[Exercise aim] Replace "Localize" with "Locate" in the lines running from the start of the records through the line that contains "bar[interactable] xyxy=(788,308,807,381)", both ends included, and give those lines again with nothing else changed.

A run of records
- - - - - - -
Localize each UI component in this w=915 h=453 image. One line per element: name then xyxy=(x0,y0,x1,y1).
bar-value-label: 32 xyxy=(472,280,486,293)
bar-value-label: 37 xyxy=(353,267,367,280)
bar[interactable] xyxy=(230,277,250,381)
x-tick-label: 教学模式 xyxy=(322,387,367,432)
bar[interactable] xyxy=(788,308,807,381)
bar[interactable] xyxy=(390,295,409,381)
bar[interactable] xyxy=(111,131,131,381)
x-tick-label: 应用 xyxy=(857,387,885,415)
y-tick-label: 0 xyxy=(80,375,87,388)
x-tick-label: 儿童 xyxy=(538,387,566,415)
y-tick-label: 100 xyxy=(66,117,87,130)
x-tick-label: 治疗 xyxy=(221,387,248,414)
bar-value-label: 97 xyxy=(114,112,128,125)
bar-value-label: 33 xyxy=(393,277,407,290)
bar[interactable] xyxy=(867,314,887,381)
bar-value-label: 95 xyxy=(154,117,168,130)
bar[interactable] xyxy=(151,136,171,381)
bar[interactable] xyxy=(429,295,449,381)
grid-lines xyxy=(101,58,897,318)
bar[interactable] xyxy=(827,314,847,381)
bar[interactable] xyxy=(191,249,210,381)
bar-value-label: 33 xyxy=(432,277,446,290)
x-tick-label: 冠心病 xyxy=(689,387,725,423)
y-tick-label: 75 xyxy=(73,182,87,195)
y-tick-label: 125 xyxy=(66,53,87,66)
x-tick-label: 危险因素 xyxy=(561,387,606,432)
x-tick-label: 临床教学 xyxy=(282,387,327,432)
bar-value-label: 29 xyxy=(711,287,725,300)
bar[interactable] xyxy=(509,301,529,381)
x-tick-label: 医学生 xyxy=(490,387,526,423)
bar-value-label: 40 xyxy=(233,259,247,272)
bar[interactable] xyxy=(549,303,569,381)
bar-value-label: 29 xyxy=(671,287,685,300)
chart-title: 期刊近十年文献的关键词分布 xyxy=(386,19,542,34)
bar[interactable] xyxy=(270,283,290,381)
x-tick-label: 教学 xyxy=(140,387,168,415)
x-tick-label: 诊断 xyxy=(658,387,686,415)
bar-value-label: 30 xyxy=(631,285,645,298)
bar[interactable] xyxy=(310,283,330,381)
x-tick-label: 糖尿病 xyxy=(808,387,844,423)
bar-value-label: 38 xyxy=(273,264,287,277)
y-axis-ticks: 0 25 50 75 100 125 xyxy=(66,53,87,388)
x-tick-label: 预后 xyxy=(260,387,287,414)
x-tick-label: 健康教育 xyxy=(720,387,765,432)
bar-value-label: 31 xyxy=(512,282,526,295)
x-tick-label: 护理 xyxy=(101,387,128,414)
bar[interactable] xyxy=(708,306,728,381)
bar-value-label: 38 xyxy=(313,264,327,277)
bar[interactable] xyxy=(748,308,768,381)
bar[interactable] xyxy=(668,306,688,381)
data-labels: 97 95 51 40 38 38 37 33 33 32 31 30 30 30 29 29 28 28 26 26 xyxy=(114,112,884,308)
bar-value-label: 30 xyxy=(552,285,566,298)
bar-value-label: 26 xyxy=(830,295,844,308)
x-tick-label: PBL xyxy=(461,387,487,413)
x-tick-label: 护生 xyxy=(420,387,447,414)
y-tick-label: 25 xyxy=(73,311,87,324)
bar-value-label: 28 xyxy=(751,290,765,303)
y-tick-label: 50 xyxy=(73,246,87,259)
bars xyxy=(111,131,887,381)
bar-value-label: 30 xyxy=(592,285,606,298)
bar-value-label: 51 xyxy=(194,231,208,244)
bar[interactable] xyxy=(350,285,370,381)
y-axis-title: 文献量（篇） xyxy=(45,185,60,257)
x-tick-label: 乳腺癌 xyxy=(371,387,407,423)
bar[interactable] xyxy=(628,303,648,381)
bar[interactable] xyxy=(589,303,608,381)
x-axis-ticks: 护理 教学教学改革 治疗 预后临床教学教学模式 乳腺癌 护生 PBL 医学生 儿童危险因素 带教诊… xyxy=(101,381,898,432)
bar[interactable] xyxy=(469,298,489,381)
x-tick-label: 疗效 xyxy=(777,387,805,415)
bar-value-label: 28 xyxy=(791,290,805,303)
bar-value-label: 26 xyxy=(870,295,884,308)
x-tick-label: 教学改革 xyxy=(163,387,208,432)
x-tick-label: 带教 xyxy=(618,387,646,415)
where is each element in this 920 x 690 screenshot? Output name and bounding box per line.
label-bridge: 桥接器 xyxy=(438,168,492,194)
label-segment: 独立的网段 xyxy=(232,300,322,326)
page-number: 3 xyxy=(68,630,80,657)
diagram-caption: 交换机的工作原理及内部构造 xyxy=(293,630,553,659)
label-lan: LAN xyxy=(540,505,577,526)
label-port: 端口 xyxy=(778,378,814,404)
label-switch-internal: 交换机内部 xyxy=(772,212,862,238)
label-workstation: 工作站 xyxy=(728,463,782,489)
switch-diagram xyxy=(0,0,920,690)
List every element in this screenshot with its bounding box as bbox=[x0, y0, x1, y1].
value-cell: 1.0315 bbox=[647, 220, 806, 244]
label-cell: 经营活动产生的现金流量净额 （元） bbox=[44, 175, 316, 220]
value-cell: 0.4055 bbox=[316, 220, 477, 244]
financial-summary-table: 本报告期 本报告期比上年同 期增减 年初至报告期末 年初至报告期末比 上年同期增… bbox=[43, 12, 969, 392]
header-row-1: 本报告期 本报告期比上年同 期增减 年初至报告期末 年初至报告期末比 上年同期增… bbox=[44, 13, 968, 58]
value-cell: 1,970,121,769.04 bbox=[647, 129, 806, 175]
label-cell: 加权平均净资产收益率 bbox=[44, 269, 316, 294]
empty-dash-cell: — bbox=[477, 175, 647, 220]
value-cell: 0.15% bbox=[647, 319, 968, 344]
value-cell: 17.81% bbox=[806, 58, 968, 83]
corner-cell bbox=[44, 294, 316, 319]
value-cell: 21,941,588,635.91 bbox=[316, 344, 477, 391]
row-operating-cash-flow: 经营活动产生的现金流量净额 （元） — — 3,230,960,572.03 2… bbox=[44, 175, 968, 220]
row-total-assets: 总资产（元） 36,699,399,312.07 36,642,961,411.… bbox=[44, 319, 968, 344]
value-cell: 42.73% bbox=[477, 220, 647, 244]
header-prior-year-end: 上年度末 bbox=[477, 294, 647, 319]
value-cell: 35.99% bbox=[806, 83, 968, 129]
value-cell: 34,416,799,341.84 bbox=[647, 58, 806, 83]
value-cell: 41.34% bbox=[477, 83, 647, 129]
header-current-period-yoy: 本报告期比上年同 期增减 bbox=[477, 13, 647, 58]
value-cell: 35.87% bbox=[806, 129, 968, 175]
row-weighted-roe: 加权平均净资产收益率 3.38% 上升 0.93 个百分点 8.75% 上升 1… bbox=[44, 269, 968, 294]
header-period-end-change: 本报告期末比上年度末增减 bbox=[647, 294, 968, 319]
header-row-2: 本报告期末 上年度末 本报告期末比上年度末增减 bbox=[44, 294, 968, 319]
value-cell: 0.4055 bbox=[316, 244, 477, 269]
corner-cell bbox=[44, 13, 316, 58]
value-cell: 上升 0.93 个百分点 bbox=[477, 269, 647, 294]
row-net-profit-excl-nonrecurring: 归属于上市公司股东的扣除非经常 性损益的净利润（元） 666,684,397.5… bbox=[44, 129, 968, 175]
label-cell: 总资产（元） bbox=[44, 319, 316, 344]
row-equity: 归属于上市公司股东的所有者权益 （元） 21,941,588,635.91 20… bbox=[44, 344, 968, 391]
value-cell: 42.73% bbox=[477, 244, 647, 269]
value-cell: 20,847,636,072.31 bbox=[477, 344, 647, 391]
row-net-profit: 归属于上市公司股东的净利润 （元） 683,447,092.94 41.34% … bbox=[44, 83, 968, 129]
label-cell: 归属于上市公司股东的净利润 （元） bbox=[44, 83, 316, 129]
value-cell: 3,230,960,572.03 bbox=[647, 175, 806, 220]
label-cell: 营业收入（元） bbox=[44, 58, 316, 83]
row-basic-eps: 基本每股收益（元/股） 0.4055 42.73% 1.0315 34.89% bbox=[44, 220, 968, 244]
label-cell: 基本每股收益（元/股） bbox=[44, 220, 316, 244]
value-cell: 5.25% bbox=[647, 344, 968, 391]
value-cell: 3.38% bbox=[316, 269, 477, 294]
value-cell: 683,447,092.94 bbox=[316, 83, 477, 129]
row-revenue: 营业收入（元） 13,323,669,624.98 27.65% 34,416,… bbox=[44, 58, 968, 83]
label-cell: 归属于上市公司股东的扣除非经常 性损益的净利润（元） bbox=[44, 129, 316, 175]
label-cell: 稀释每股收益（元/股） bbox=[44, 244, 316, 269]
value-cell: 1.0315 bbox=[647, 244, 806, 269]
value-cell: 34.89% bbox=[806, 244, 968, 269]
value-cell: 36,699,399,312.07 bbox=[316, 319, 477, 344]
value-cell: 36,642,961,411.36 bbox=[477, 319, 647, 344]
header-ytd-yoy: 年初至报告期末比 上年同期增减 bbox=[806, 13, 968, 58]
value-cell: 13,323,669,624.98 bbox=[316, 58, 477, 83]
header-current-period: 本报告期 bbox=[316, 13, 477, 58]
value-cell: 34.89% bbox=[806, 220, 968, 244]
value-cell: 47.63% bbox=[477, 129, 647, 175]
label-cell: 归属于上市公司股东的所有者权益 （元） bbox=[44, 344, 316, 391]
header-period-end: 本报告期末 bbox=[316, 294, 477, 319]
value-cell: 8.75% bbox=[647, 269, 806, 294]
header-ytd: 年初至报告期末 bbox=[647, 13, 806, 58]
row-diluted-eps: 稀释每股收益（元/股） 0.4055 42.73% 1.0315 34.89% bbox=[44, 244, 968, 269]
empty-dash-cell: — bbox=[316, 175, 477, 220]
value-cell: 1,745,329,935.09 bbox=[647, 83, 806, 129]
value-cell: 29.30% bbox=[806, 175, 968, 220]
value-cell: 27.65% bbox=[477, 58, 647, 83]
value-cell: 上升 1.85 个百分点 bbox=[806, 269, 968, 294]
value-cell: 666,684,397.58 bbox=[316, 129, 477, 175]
- - - - - - -
[Answer in full]
Locate each UI component in this w=915 h=453 image. One line per element: name then xyxy=(x0,y0,x1,y1).
bar-value-label: 32 xyxy=(472,280,486,293)
bar-value-label: 37 xyxy=(353,267,367,280)
bar[interactable] xyxy=(230,277,250,381)
x-tick-label: 教学模式 xyxy=(322,387,367,432)
bar[interactable] xyxy=(788,308,807,381)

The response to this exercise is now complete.